- [Given instruction]: Go through the material and write it all out exactly, minus the pictures.

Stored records
★ ★ ★ ★ ★
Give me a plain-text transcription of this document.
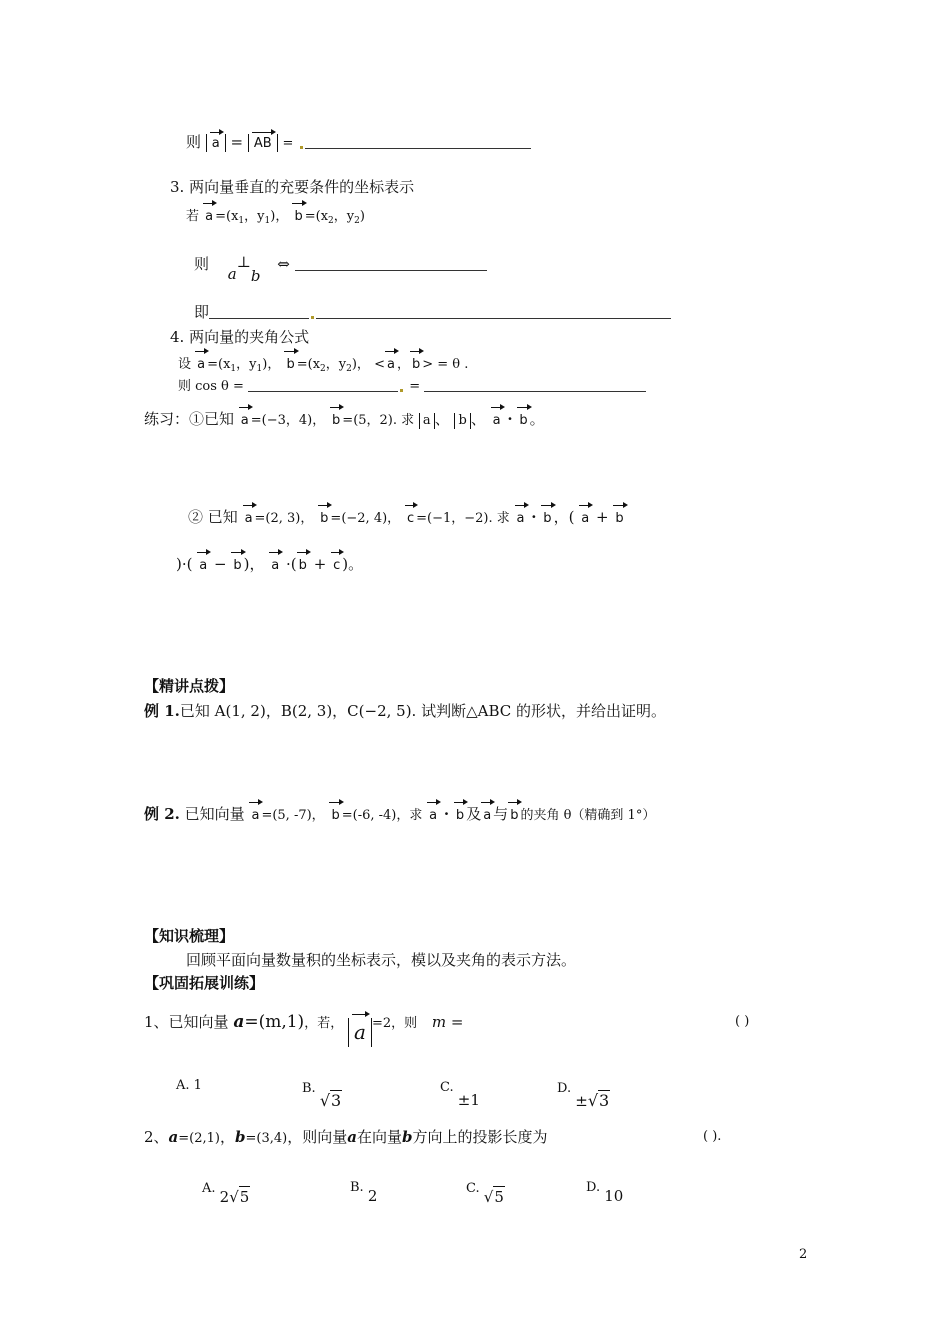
则 a = AB =
3. 两向量垂直的充要条件的坐标表示
若 $a =(x_1$，$y_1$)， $b =(x_2$，$y_2$)
则 a⊥b ⇔
即
4. 两向量的夹角公式
设 $a =(x_1$，$y_1$)， $b =(x_2$，$y_2$)， < a ， b > = θ .
则 cos θ =	=
练习：①已知 a =(−3，4)， b =(5，2). 求 a 、 b 、 a · b 。
② 已知 a =(2, 3)， b =(−2, 4)， c =(−1，−2). 求 a · b ，( a + b
)·( a − b )， a ·( b + c )。
【精讲点拨】
例 1.已知 A(1, 2)，B(2, 3)，C(−2, 5). 试判断△ABC 的形状，并给出证明。
例 2. 已知向量 a =(5, -7)， b =(-6, -4)，求 a · b 及 a 与 b 的夹角 θ（精确到 1°）
【知识梳理】
回顾平面向量数量积的坐标表示，模以及夹角的表示方法。
【巩固拓展训练】
1、已知向量 a=(m,1)，若， a =2，则 m =	( )
A. 1	B. √3
C. ±1
D. ±√3
2、a=(2,1)，b=(3,4)，则向量a在向量b方向上的投影长度为	( ).
A. 2√5
B. 2	C. √5
D. 10
2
★ ★ ★ ★ ★
- [Written solution]:
Give me a plain-text transcription of this document.
则 a = AB =
3. 两向量垂直的充要条件的坐标表示
若 $a =(x_1$，$y_1$)， $b =(x_2$，$y_2$)
则 a⊥b ⇔
即
4. 两向量的夹角公式
设 $a =(x_1$，$y_1$)， $b =(x_2$，$y_2$)， < a ， b > = θ .
则 cos θ =	=
练习：①已知 a =(−3，4)， b =(5，2). 求 a 、 b 、 a · b 。
② 已知 a =(2, 3)， b =(−2, 4)， c =(−1，−2). 求 a · b ，( a + b
)·( a − b )， a ·( b + c )。
【精讲点拨】
例 1.已知 A(1, 2)，B(2, 3)，C(−2, 5). 试判断△ABC 的形状，并给出证明。
例 2. 已知向量 a =(5, -7)， b =(-6, -4)，求 a · b 及 a 与 b 的夹角 θ（精确到 1°）
【知识梳理】
回顾平面向量数量积的坐标表示，模以及夹角的表示方法。
【巩固拓展训练】
1、已知向量 a=(m,1)，若， a =2，则 m =	( )
A. 1	B. √3
C. ±1
D. ±√3
2、a=(2,1)，b=(3,4)，则向量a在向量b方向上的投影长度为	( ).
A. 2√5
B. 2	C. √5
D. 10
2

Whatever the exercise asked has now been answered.